Data extracted from a collection:
--------

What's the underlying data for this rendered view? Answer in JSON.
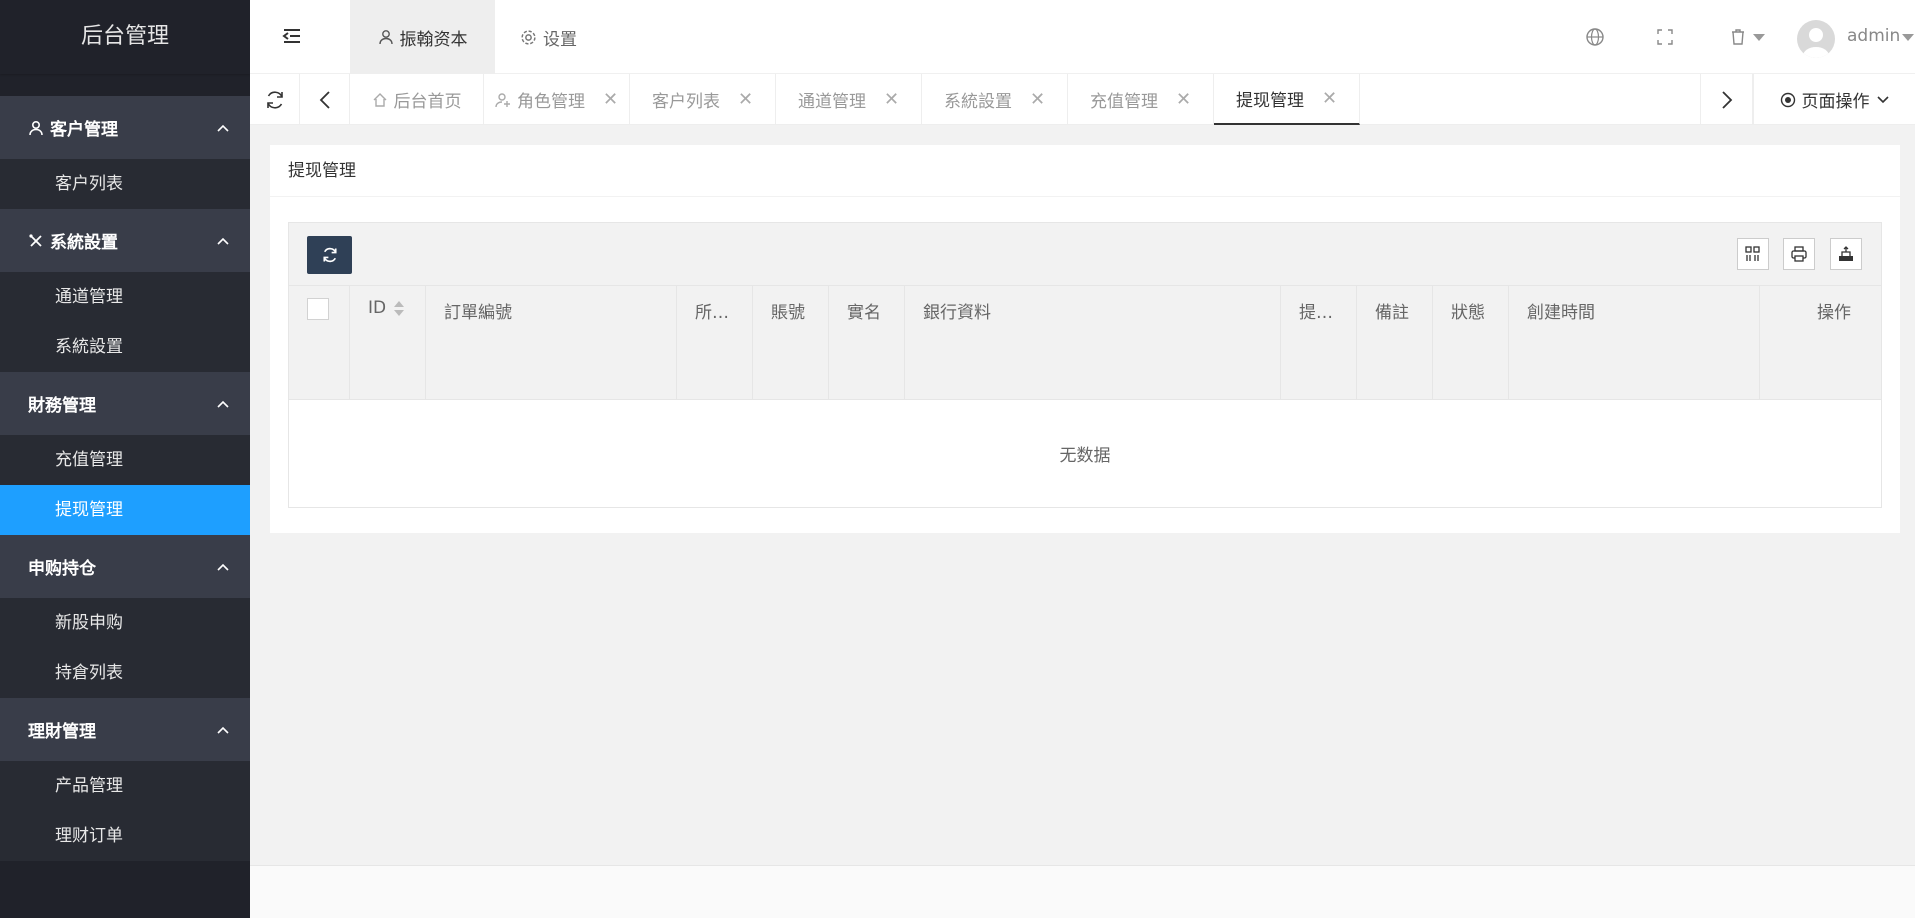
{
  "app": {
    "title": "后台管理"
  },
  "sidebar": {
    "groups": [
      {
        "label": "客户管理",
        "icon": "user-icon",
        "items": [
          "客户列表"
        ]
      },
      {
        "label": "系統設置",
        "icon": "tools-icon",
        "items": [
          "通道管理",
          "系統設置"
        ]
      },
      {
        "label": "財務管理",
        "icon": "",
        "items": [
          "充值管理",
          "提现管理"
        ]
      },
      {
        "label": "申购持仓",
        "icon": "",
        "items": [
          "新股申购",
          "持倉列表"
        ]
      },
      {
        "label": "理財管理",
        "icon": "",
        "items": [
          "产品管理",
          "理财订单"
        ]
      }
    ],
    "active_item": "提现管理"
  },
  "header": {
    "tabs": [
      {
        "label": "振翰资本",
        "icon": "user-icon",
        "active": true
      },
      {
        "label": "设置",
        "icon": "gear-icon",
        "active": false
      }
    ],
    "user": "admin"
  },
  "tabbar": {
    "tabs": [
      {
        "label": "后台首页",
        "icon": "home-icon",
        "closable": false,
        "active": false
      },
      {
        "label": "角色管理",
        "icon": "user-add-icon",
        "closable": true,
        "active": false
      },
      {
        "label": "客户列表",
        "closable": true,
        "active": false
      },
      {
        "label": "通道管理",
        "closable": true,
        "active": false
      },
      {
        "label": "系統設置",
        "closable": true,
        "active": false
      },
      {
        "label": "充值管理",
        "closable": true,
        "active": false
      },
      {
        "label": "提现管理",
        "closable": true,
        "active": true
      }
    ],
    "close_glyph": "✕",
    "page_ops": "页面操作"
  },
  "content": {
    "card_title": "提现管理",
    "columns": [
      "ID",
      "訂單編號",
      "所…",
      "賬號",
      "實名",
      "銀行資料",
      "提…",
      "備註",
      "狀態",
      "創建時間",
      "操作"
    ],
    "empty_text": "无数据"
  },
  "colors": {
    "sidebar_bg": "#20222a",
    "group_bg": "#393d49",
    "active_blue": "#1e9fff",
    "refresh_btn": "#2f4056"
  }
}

--------

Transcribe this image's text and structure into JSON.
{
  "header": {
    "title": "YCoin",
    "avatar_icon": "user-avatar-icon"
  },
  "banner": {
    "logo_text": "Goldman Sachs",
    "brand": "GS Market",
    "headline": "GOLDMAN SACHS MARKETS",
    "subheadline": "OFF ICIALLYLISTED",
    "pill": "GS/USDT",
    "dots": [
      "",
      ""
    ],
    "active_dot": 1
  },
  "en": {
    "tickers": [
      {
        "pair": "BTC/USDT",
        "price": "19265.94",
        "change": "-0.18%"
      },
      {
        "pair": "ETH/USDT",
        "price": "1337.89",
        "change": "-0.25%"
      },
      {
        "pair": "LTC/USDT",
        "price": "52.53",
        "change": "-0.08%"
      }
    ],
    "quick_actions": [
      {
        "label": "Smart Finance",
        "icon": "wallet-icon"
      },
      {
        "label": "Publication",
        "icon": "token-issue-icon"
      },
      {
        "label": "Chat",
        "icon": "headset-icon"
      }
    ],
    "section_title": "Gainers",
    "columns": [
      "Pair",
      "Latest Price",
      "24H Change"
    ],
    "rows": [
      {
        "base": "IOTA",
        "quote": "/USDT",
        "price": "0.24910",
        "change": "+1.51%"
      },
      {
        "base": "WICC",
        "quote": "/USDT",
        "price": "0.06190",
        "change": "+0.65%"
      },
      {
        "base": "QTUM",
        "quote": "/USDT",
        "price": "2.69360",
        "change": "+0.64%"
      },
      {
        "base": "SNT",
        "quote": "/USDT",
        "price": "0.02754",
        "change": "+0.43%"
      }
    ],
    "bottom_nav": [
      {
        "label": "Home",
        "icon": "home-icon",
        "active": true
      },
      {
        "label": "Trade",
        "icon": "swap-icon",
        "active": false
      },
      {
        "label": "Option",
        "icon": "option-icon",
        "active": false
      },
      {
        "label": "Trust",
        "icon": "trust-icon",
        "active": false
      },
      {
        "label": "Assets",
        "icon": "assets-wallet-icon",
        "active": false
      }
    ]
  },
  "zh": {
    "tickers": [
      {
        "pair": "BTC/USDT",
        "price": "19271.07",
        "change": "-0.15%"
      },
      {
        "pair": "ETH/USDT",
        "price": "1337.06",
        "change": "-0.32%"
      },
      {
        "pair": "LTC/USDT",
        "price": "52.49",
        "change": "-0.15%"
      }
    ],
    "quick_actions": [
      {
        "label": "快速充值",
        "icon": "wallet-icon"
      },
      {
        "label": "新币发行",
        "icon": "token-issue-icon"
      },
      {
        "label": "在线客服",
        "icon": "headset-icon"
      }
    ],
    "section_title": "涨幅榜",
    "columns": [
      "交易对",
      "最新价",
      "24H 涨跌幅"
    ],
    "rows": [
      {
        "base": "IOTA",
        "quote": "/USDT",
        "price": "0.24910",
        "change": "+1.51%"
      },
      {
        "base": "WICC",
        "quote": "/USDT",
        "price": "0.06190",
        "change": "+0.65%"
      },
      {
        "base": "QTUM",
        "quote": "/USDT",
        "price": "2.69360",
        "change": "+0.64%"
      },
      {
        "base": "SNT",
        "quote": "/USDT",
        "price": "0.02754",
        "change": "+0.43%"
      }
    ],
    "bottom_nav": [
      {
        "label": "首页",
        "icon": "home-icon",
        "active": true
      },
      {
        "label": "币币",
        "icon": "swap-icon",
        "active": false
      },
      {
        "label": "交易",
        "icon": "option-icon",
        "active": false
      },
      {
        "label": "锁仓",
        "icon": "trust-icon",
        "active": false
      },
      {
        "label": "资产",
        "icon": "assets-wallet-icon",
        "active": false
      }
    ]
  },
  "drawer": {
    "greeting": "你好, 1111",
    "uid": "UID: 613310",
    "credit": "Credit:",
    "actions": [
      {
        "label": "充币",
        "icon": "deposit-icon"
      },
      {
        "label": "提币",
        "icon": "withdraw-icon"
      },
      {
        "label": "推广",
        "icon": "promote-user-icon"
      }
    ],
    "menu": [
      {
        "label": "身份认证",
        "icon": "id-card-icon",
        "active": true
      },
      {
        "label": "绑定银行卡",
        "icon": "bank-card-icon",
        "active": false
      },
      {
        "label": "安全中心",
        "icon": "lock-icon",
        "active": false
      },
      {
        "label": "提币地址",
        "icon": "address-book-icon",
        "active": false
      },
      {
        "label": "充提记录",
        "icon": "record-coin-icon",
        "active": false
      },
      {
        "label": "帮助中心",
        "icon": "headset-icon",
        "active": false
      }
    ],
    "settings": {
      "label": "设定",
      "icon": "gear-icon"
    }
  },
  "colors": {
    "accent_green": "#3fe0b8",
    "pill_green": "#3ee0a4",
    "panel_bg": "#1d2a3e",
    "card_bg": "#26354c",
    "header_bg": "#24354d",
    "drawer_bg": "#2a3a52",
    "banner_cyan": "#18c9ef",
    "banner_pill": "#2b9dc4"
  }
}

--------

Report all lines of the data above that include the string "JSON".

What's the underlying data for this rendered view? Answer in JSON.
Transcribe this image's text and structure into JSON.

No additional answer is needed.